- _TASK REQUIREMENTS_
Set down all of the data that follows word for word, without the images.

- _DATASET EXTRACT_
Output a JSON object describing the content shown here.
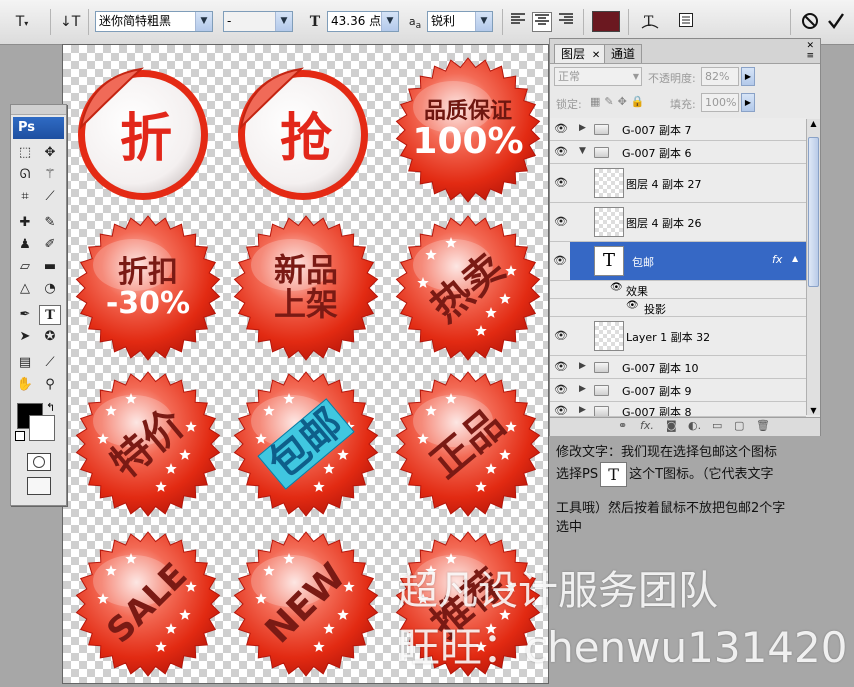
{
  "options_bar": {
    "font_family": "迷你简特粗黑",
    "font_style": "-",
    "font_size": "43.36 点",
    "aa_prefix": "a",
    "aa_sub": "a",
    "anti_alias": "锐利",
    "text_color": "#6b1820"
  },
  "toolbox": {
    "title": "Ps"
  },
  "badges": {
    "b1": "折",
    "b2": "抢",
    "b3a": "品质保证",
    "b3b": "100%",
    "b4a": "折扣",
    "b4b": "-30%",
    "b5a": "新品",
    "b5b": "上架",
    "b6": "热卖",
    "b7": "特价",
    "b8": "包邮",
    "b9": "正品",
    "b10": "SALE",
    "b11": "NEW",
    "b12": "推荐"
  },
  "layers_panel": {
    "tab_layers": "图层",
    "tab_channels": "通道",
    "blend_mode": "正常",
    "opacity_label": "不透明度:",
    "opacity_value": "82%",
    "lock_label": "锁定:",
    "fill_label": "填充:",
    "fill_value": "100%",
    "layers": [
      {
        "name": "G-007 副本 7"
      },
      {
        "name": "G-007 副本 6"
      },
      {
        "name": "图层 4 副本 27"
      },
      {
        "name": "图层 4 副本 26"
      },
      {
        "name": "包邮"
      },
      {
        "name": "效果"
      },
      {
        "name": "投影"
      },
      {
        "name": "Layer 1 副本 32"
      },
      {
        "name": "G-007 副本 10"
      },
      {
        "name": "G-007 副本 9"
      },
      {
        "name": "G-007 副本 8"
      }
    ]
  },
  "annotation": {
    "line1": "修改文字：我们现在选择包邮这个图标",
    "line2a": "选择PS",
    "t_icon": "T",
    "line2b": "这个T图标。（它代表文字",
    "line3": "工具哦）然后按着鼠标不放把包邮2个字",
    "line4": "选中"
  },
  "watermark": {
    "line1": "超凡设计服务团队",
    "line2": "旺旺：chenwu131420"
  }
}
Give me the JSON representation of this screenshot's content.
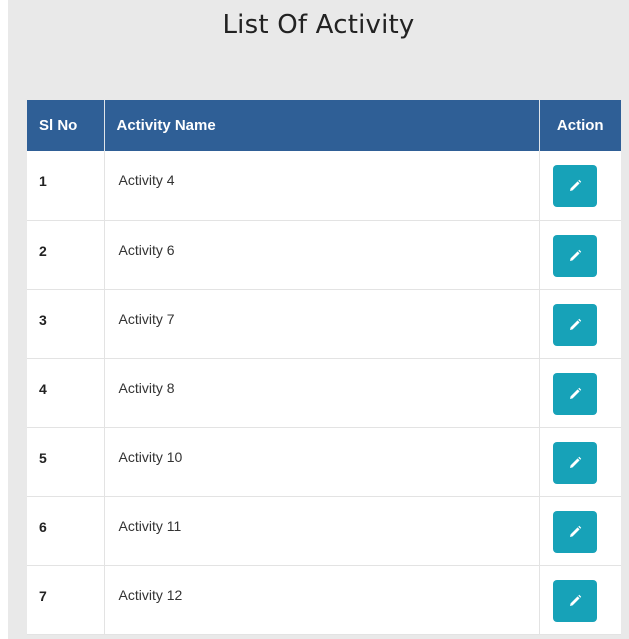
{
  "page": {
    "title": "List Of Activity"
  },
  "table": {
    "headers": {
      "sl_no": "Sl No",
      "activity_name": "Activity Name",
      "action": "Action"
    },
    "rows": [
      {
        "sl": "1",
        "name": "Activity 4"
      },
      {
        "sl": "2",
        "name": "Activity 6"
      },
      {
        "sl": "3",
        "name": "Activity 7"
      },
      {
        "sl": "4",
        "name": "Activity 8"
      },
      {
        "sl": "5",
        "name": "Activity 10"
      },
      {
        "sl": "6",
        "name": "Activity 11"
      },
      {
        "sl": "7",
        "name": "Activity 12"
      }
    ]
  },
  "icons": {
    "action_button": "pencil-icon"
  },
  "colors": {
    "header_bg": "#2f5f96",
    "edit_button": "#17a2b8",
    "panel_bg": "#e9e9e9"
  }
}
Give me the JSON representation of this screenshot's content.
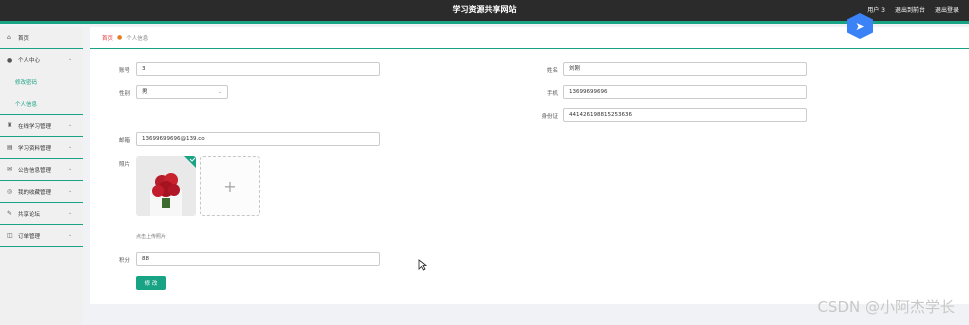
{
  "header": {
    "title": "学习资源共享网站",
    "user": "用户 3",
    "backend": "退出到前台",
    "logout": "退出登录"
  },
  "sidebar": {
    "items": [
      {
        "label": "首页"
      },
      {
        "label": "个人中心"
      },
      {
        "label": "在线学习管理"
      },
      {
        "label": "学习资料管理"
      },
      {
        "label": "公告信息管理"
      },
      {
        "label": "我的收藏管理"
      },
      {
        "label": "共享论坛"
      },
      {
        "label": "订单管理"
      }
    ],
    "subitems": [
      {
        "label": "修改密码"
      },
      {
        "label": "个人信息"
      }
    ]
  },
  "breadcrumb": {
    "home": "首页",
    "current": "个人信息"
  },
  "form": {
    "account": {
      "label": "账号",
      "value": "3"
    },
    "gender": {
      "label": "性别",
      "value": "男"
    },
    "email": {
      "label": "邮箱",
      "value": "13699699696@139.co"
    },
    "photo_label": "照片",
    "upload_hint": "点击上传照片",
    "upload_plus": "+",
    "points": {
      "label": "积分",
      "value": "88"
    },
    "name": {
      "label": "姓名",
      "value": "刘刚"
    },
    "phone": {
      "label": "手机",
      "value": "13699699696"
    },
    "idcard": {
      "label": "身份证",
      "value": "441426198815253636"
    },
    "submit": "修 改"
  },
  "watermark": "CSDN @小阿杰学长",
  "colors": {
    "accent": "#19a385",
    "topbar": "#2b2b2b"
  },
  "icons": [
    "home-icon",
    "user-icon",
    "book-icon",
    "folder-icon",
    "mail-icon",
    "star-icon",
    "forum-icon",
    "order-icon",
    "chevron-down-icon"
  ]
}
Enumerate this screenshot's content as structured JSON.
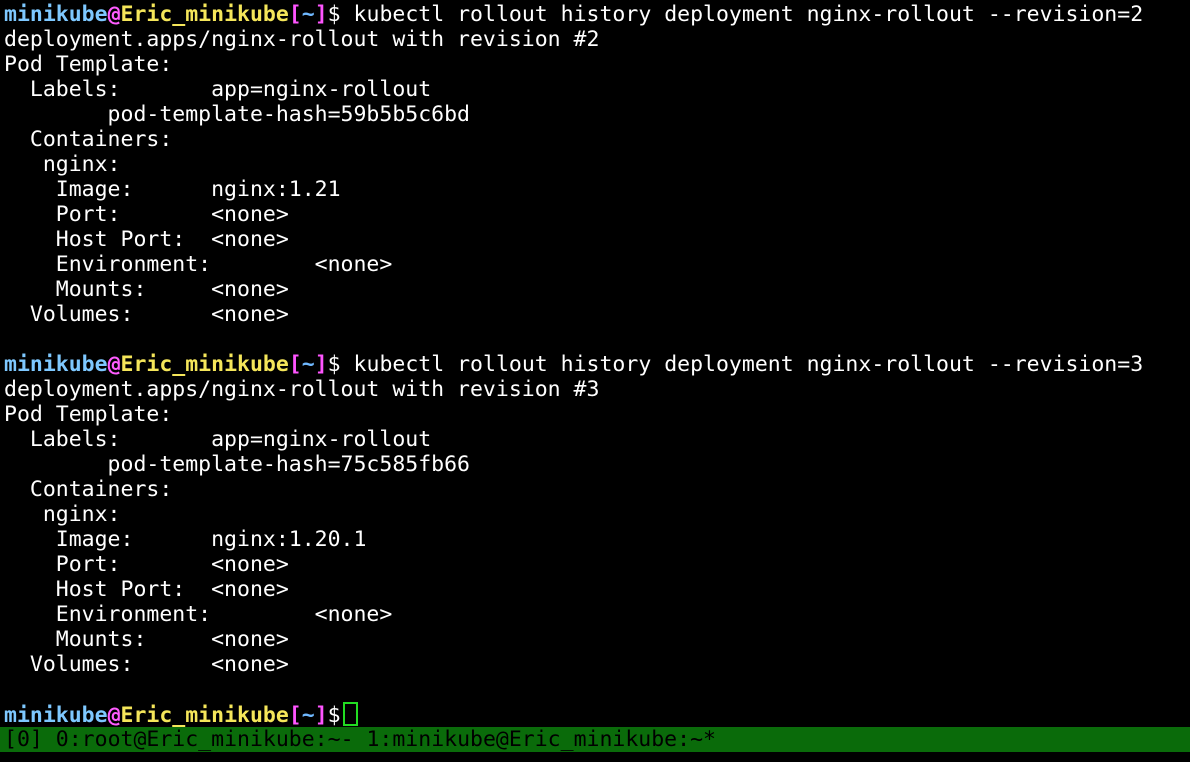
{
  "prompt": {
    "user": "minikube",
    "at": "@",
    "host": "Eric_minikube",
    "open_bracket": "[",
    "path": "~",
    "close_bracket": "]",
    "dollar": "$"
  },
  "blocks": [
    {
      "command": " kubectl rollout history deployment nginx-rollout --revision=2",
      "output": [
        "deployment.apps/nginx-rollout with revision #2",
        "Pod Template:",
        "  Labels:       app=nginx-rollout",
        "        pod-template-hash=59b5b5c6bd",
        "  Containers:",
        "   nginx:",
        "    Image:      nginx:1.21",
        "    Port:       <none>",
        "    Host Port:  <none>",
        "    Environment:        <none>",
        "    Mounts:     <none>",
        "  Volumes:      <none>",
        ""
      ]
    },
    {
      "command": " kubectl rollout history deployment nginx-rollout --revision=3",
      "output": [
        "deployment.apps/nginx-rollout with revision #3",
        "Pod Template:",
        "  Labels:       app=nginx-rollout",
        "        pod-template-hash=75c585fb66",
        "  Containers:",
        "   nginx:",
        "    Image:      nginx:1.20.1",
        "    Port:       <none>",
        "    Host Port:  <none>",
        "    Environment:        <none>",
        "    Mounts:     <none>",
        "  Volumes:      <none>",
        ""
      ]
    }
  ],
  "final_prompt_suffix": " ",
  "statusbar": {
    "session": "[0]",
    "window0": "0:root@Eric_minikube:~-",
    "window1": "1:minikube@Eric_minikube:~*"
  },
  "colors": {
    "user": "#7ec8ff",
    "at": "#ff5cff",
    "host": "#f5e65a",
    "bracket": "#ff55ff",
    "path": "#6fb8ff",
    "cursor": "#22dd22",
    "statusbar_bg": "#0a6b0a"
  }
}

- _OUTPUT OF THE EXERCISE_
Output a JSON object describing the content shown here.
{
  "options_bar": {
    "font_family": "迷你简特粗黑",
    "font_style": "-",
    "font_size": "43.36 点",
    "aa_prefix": "a",
    "aa_sub": "a",
    "anti_alias": "锐利",
    "text_color": "#6b1820"
  },
  "toolbox": {
    "title": "Ps"
  },
  "badges": {
    "b1": "折",
    "b2": "抢",
    "b3a": "品质保证",
    "b3b": "100%",
    "b4a": "折扣",
    "b4b": "-30%",
    "b5a": "新品",
    "b5b": "上架",
    "b6": "热卖",
    "b7": "特价",
    "b8": "包邮",
    "b9": "正品",
    "b10": "SALE",
    "b11": "NEW",
    "b12": "推荐"
  },
  "layers_panel": {
    "tab_layers": "图层",
    "tab_channels": "通道",
    "blend_mode": "正常",
    "opacity_label": "不透明度:",
    "opacity_value": "82%",
    "lock_label": "锁定:",
    "fill_label": "填充:",
    "fill_value": "100%",
    "layers": [
      {
        "name": "G-007 副本 7"
      },
      {
        "name": "G-007 副本 6"
      },
      {
        "name": "图层 4 副本 27"
      },
      {
        "name": "图层 4 副本 26"
      },
      {
        "name": "包邮"
      },
      {
        "name": "效果"
      },
      {
        "name": "投影"
      },
      {
        "name": "Layer 1 副本 32"
      },
      {
        "name": "G-007 副本 10"
      },
      {
        "name": "G-007 副本 9"
      },
      {
        "name": "G-007 副本 8"
      }
    ]
  },
  "annotation": {
    "line1": "修改文字：我们现在选择包邮这个图标",
    "line2a": "选择PS",
    "t_icon": "T",
    "line2b": "这个T图标。（它代表文字",
    "line3": "工具哦）然后按着鼠标不放把包邮2个字",
    "line4": "选中"
  },
  "watermark": {
    "line1": "超凡设计服务团队",
    "line2": "旺旺：chenwu131420"
  }
}
Give me the JSON representation of this screenshot's content.
{
  "page": {
    "title": "List Of Activity"
  },
  "table": {
    "headers": {
      "sl_no": "Sl No",
      "activity_name": "Activity Name",
      "action": "Action"
    },
    "rows": [
      {
        "sl": "1",
        "name": "Activity 4"
      },
      {
        "sl": "2",
        "name": "Activity 6"
      },
      {
        "sl": "3",
        "name": "Activity 7"
      },
      {
        "sl": "4",
        "name": "Activity 8"
      },
      {
        "sl": "5",
        "name": "Activity 10"
      },
      {
        "sl": "6",
        "name": "Activity 11"
      },
      {
        "sl": "7",
        "name": "Activity 12"
      }
    ]
  },
  "icons": {
    "action_button": "pencil-icon"
  },
  "colors": {
    "header_bg": "#2f5f96",
    "edit_button": "#17a2b8",
    "panel_bg": "#e9e9e9"
  }
}
Give me the JSON representation of this screenshot's content.
{
  "header": {
    "title": "学习资源共享网站",
    "user": "用户 3",
    "backend": "退出到前台",
    "logout": "退出登录"
  },
  "sidebar": {
    "items": [
      {
        "label": "首页"
      },
      {
        "label": "个人中心"
      },
      {
        "label": "在线学习管理"
      },
      {
        "label": "学习资料管理"
      },
      {
        "label": "公告信息管理"
      },
      {
        "label": "我的收藏管理"
      },
      {
        "label": "共享论坛"
      },
      {
        "label": "订单管理"
      }
    ],
    "subitems": [
      {
        "label": "修改密码"
      },
      {
        "label": "个人信息"
      }
    ]
  },
  "breadcrumb": {
    "home": "首页",
    "current": "个人信息"
  },
  "form": {
    "account": {
      "label": "账号",
      "value": "3"
    },
    "gender": {
      "label": "性别",
      "value": "男"
    },
    "email": {
      "label": "邮箱",
      "value": "13699699696@139.co"
    },
    "photo_label": "照片",
    "upload_hint": "点击上传照片",
    "upload_plus": "+",
    "points": {
      "label": "积分",
      "value": "88"
    },
    "name": {
      "label": "姓名",
      "value": "刘刚"
    },
    "phone": {
      "label": "手机",
      "value": "13699699696"
    },
    "idcard": {
      "label": "身份证",
      "value": "441426198815253636"
    },
    "submit": "修 改"
  },
  "watermark": "CSDN @小阿杰学长",
  "colors": {
    "accent": "#19a385",
    "topbar": "#2b2b2b"
  },
  "icons": [
    "home-icon",
    "user-icon",
    "book-icon",
    "folder-icon",
    "mail-icon",
    "star-icon",
    "forum-icon",
    "order-icon",
    "chevron-down-icon"
  ]
}
Enumerate this screenshot's content as structured JSON.
{
  "prompt": {
    "user": "minikube",
    "at": "@",
    "host": "Eric_minikube",
    "open_bracket": "[",
    "path": "~",
    "close_bracket": "]",
    "dollar": "$"
  },
  "blocks": [
    {
      "command": " kubectl rollout history deployment nginx-rollout --revision=2",
      "output": [
        "deployment.apps/nginx-rollout with revision #2",
        "Pod Template:",
        "  Labels:       app=nginx-rollout",
        "        pod-template-hash=59b5b5c6bd",
        "  Containers:",
        "   nginx:",
        "    Image:      nginx:1.21",
        "    Port:       <none>",
        "    Host Port:  <none>",
        "    Environment:        <none>",
        "    Mounts:     <none>",
        "  Volumes:      <none>",
        ""
      ]
    },
    {
      "command": " kubectl rollout history deployment nginx-rollout --revision=3",
      "output": [
        "deployment.apps/nginx-rollout with revision #3",
        "Pod Template:",
        "  Labels:       app=nginx-rollout",
        "        pod-template-hash=75c585fb66",
        "  Containers:",
        "   nginx:",
        "    Image:      nginx:1.20.1",
        "    Port:       <none>",
        "    Host Port:  <none>",
        "    Environment:        <none>",
        "    Mounts:     <none>",
        "  Volumes:      <none>",
        ""
      ]
    }
  ],
  "final_prompt_suffix": " ",
  "statusbar": {
    "session": "[0]",
    "window0": "0:root@Eric_minikube:~-",
    "window1": "1:minikube@Eric_minikube:~*"
  },
  "colors": {
    "user": "#7ec8ff",
    "at": "#ff5cff",
    "host": "#f5e65a",
    "bracket": "#ff55ff",
    "path": "#6fb8ff",
    "cursor": "#22dd22",
    "statusbar_bg": "#0a6b0a"
  }
}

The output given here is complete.